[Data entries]

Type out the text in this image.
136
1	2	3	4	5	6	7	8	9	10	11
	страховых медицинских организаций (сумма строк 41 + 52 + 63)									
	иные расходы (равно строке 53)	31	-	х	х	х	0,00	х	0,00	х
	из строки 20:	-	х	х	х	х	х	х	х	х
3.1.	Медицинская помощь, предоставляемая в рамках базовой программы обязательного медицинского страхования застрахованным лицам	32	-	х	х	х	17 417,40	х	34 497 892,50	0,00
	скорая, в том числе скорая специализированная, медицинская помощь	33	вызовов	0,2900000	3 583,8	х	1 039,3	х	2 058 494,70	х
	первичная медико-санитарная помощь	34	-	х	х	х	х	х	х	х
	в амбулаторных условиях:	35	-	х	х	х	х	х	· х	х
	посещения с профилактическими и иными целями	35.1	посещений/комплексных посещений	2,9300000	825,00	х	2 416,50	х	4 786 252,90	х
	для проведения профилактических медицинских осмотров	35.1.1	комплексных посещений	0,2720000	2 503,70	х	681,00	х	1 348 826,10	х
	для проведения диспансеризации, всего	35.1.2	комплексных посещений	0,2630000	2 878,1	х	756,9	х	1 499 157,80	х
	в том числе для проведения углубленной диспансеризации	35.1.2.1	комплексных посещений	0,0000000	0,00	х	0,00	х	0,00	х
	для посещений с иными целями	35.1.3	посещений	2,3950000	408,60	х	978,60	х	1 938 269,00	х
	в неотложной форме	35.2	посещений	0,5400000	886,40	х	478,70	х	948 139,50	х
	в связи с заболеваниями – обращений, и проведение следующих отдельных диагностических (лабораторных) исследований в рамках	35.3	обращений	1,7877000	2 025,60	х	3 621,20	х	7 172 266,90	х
* * *
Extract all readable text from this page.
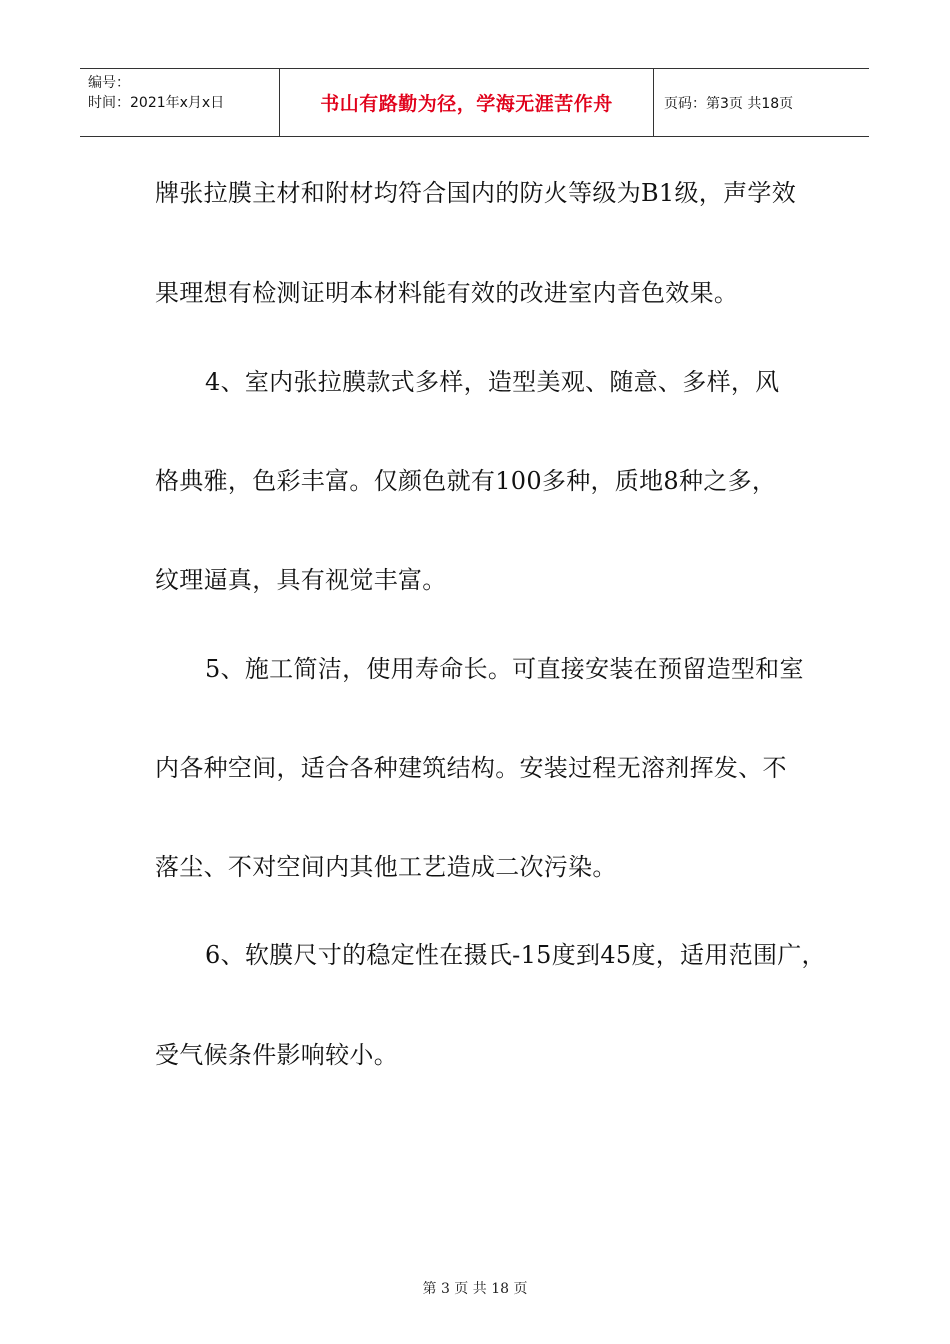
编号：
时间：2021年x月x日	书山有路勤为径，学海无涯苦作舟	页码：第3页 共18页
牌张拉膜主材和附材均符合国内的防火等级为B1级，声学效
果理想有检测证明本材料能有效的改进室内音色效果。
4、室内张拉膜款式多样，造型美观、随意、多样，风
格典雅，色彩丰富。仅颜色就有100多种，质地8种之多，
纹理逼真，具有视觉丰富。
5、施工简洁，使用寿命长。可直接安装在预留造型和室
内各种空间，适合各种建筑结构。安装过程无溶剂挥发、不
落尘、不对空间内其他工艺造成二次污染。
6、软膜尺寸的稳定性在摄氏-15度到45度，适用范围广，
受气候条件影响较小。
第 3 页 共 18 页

WHAT TO WORK ON> Go through the data above and find the lines with the word "целями". Copy each of those lines.

COMPLETE ANSWER>
	посещения с профилактическими и иными целями	35.1	посещений/комплексных посещений	2,9300000	825,00	х	2 416,50	х	4 786 252,90	х
	для посещений с иными целями	35.1.3	посещений	2,3950000	408,60	х	978,60	х	1 938 269,00	х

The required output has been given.